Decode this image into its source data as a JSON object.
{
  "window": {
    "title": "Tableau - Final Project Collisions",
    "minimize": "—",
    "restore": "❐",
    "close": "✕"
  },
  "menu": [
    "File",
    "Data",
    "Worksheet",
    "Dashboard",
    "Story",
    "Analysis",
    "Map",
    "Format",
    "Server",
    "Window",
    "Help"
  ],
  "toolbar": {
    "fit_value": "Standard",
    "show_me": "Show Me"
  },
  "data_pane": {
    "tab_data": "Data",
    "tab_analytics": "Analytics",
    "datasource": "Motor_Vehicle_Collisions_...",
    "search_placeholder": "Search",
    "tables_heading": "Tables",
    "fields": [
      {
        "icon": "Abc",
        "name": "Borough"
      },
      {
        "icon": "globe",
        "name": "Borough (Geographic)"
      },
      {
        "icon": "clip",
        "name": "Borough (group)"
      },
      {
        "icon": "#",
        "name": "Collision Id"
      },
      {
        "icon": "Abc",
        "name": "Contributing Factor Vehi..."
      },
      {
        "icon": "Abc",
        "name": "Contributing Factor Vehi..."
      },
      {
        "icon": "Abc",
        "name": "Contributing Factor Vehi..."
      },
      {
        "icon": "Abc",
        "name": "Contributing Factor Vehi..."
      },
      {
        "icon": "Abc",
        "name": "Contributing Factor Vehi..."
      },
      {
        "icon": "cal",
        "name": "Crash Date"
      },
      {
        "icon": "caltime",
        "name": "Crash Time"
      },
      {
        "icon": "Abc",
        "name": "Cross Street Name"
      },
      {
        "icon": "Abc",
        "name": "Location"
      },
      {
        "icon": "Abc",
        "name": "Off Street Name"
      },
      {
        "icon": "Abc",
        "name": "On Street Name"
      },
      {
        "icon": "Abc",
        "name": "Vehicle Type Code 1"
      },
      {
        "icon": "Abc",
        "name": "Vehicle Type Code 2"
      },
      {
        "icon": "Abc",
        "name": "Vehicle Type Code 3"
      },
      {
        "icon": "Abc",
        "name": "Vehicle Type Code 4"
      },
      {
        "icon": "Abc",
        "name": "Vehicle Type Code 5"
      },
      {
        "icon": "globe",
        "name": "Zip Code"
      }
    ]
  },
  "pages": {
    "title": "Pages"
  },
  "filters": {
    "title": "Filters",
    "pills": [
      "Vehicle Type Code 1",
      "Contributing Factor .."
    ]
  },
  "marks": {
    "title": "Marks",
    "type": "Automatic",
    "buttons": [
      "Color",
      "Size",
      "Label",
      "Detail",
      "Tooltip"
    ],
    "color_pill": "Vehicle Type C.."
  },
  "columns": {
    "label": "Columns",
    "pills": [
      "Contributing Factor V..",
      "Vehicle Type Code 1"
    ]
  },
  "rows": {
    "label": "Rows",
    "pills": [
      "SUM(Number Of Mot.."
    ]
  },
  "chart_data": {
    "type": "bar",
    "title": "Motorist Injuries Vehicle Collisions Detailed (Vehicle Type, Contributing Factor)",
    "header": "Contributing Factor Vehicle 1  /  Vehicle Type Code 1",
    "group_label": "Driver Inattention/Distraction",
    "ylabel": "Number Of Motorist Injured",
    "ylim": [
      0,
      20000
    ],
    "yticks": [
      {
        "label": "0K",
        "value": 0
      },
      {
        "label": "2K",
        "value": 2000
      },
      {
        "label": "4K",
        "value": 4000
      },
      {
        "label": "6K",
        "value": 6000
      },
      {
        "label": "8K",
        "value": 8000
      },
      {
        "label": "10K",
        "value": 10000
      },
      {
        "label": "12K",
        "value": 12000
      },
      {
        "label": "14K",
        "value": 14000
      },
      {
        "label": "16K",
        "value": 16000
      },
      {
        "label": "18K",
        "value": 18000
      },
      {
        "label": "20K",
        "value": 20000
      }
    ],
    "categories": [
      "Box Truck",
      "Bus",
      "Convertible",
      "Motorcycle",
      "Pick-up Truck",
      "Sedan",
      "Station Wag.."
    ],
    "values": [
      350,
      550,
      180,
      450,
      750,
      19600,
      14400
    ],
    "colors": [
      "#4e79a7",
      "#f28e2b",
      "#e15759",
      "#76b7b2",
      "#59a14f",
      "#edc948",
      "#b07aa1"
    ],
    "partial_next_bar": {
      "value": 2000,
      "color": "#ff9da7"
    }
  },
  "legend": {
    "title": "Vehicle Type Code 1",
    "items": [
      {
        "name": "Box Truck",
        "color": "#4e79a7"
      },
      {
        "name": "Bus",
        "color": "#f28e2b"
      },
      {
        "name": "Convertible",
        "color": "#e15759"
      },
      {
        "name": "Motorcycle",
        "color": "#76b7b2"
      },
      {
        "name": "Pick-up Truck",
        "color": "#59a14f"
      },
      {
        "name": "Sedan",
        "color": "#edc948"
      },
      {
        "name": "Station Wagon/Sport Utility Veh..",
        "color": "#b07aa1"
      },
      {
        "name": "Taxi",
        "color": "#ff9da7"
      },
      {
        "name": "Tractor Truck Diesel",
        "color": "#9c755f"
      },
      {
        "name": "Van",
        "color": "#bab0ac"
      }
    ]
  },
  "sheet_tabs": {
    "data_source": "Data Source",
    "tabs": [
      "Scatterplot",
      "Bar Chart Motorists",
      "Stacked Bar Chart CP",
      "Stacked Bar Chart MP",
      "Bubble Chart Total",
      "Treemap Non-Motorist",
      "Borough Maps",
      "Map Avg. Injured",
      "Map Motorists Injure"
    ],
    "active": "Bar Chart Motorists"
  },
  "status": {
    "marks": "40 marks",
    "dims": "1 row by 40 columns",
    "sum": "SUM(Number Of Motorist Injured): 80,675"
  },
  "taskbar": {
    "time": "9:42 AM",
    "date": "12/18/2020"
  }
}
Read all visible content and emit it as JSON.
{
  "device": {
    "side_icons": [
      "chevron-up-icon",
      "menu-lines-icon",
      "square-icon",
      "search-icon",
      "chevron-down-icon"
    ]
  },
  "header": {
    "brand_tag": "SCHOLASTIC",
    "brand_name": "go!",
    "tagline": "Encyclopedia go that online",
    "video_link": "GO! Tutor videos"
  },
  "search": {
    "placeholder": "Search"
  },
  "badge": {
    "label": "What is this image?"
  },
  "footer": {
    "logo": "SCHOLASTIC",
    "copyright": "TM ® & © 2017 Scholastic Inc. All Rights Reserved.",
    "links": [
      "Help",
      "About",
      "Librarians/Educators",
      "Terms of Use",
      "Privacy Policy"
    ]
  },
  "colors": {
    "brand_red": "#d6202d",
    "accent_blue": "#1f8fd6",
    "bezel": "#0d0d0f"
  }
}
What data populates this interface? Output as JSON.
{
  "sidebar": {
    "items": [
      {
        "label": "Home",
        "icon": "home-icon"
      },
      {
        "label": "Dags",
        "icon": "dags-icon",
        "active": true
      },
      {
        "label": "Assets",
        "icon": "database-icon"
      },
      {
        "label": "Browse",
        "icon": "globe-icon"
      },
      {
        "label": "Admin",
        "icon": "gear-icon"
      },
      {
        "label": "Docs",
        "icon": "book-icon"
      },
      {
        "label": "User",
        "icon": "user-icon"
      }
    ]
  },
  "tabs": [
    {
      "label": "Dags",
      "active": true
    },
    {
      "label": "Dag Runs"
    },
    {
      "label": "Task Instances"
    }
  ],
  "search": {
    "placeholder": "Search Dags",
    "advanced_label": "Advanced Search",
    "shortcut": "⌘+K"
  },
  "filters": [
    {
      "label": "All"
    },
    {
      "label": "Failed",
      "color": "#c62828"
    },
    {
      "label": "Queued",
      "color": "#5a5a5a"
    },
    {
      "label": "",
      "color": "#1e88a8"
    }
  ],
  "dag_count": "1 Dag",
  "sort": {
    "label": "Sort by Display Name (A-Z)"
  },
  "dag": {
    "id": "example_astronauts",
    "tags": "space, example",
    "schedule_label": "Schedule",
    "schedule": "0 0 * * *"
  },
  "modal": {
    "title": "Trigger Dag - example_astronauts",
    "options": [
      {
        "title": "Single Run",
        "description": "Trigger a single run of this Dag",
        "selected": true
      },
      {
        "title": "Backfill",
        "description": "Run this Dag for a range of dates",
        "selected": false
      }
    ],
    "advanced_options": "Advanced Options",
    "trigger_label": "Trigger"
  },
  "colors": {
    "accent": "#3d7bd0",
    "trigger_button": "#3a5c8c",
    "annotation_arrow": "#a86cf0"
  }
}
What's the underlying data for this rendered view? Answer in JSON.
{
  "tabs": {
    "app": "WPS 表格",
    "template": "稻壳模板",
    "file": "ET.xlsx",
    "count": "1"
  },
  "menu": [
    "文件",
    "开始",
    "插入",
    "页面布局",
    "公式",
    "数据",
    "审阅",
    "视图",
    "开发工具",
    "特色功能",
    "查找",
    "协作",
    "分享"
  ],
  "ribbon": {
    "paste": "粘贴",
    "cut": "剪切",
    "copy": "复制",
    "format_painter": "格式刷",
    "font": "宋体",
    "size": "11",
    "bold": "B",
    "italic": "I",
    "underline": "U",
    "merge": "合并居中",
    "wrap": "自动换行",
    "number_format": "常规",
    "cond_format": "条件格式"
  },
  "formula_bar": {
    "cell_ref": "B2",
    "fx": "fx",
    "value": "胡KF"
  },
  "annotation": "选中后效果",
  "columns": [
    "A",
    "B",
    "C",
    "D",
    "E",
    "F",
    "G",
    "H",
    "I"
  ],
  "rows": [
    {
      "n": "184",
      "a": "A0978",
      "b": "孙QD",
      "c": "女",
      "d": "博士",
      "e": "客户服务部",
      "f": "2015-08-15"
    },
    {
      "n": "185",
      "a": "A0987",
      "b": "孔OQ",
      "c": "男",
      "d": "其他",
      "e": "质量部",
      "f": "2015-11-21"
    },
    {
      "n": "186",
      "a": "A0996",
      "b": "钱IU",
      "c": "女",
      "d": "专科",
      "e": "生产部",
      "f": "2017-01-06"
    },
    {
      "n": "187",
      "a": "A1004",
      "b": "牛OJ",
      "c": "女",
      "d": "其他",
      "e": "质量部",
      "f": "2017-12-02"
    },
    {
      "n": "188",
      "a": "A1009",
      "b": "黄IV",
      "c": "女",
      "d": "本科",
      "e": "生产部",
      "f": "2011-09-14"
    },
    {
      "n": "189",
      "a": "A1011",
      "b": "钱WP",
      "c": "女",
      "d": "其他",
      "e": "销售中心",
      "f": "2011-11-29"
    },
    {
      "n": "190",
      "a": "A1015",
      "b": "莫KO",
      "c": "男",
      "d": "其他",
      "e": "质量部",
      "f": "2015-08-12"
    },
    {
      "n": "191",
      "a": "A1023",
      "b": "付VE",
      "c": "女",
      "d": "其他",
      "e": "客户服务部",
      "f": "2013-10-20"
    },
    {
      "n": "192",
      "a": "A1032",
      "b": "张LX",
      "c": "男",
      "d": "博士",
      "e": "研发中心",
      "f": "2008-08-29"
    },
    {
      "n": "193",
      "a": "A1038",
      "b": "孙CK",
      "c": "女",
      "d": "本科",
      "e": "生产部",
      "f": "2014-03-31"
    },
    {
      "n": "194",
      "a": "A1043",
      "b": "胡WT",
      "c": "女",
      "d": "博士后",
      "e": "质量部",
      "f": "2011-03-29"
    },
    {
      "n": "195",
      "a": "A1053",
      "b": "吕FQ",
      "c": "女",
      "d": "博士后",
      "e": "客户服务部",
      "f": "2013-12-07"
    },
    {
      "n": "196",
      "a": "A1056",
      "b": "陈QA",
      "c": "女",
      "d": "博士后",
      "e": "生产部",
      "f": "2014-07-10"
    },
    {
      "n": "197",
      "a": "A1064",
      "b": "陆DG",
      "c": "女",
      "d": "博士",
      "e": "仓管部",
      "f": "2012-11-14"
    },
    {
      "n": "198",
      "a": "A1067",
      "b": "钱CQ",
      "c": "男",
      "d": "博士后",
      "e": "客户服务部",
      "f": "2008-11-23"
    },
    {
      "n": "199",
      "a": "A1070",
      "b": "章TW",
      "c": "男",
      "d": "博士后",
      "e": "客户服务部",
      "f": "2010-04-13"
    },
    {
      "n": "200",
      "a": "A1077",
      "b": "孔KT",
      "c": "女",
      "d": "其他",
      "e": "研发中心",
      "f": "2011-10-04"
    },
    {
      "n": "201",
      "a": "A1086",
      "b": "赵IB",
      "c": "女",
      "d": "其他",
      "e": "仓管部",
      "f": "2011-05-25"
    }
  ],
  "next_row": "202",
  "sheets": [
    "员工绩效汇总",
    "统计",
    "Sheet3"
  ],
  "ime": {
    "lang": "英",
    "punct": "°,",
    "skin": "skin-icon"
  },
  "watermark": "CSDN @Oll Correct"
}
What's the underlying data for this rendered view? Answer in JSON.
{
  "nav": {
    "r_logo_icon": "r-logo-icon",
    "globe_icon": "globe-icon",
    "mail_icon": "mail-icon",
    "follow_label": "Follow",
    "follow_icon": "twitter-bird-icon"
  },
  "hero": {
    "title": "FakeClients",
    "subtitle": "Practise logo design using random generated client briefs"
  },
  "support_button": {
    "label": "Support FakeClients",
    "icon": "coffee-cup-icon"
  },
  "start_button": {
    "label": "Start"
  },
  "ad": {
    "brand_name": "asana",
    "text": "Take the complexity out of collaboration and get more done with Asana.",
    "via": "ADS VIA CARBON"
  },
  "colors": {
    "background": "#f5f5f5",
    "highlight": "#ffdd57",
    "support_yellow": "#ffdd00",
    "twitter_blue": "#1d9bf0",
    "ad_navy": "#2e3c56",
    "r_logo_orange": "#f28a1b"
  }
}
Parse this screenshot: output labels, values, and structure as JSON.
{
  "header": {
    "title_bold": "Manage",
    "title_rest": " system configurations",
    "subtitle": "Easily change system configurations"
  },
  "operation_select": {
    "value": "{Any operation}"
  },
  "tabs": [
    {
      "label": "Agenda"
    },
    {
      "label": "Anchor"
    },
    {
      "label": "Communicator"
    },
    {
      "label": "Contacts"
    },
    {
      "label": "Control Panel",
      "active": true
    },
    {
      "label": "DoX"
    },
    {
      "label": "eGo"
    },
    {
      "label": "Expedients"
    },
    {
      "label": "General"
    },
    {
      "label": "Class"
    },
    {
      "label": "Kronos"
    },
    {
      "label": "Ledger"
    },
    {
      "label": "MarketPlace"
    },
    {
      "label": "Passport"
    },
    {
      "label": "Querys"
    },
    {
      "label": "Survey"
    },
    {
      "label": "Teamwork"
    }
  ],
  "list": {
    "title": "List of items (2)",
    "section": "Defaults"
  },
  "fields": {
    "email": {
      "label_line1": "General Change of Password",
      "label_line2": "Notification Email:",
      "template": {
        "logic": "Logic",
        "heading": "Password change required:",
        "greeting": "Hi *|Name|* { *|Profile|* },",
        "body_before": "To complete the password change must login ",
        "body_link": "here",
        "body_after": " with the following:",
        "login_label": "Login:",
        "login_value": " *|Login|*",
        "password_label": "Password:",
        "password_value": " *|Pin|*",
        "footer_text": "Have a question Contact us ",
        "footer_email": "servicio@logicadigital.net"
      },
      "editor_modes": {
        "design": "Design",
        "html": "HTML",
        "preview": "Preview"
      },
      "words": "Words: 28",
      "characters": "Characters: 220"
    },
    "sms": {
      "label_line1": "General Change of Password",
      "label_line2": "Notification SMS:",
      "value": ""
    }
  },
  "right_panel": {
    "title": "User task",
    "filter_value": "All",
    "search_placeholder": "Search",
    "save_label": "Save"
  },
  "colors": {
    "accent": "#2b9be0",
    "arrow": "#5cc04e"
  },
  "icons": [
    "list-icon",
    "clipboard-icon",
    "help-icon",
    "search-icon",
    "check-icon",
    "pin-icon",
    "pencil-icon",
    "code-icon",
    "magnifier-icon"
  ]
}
════════════════
■ What you need to do
Each line containing "values" counts once; state the total number of such lines and nothing else.

■ Result for this exercise
2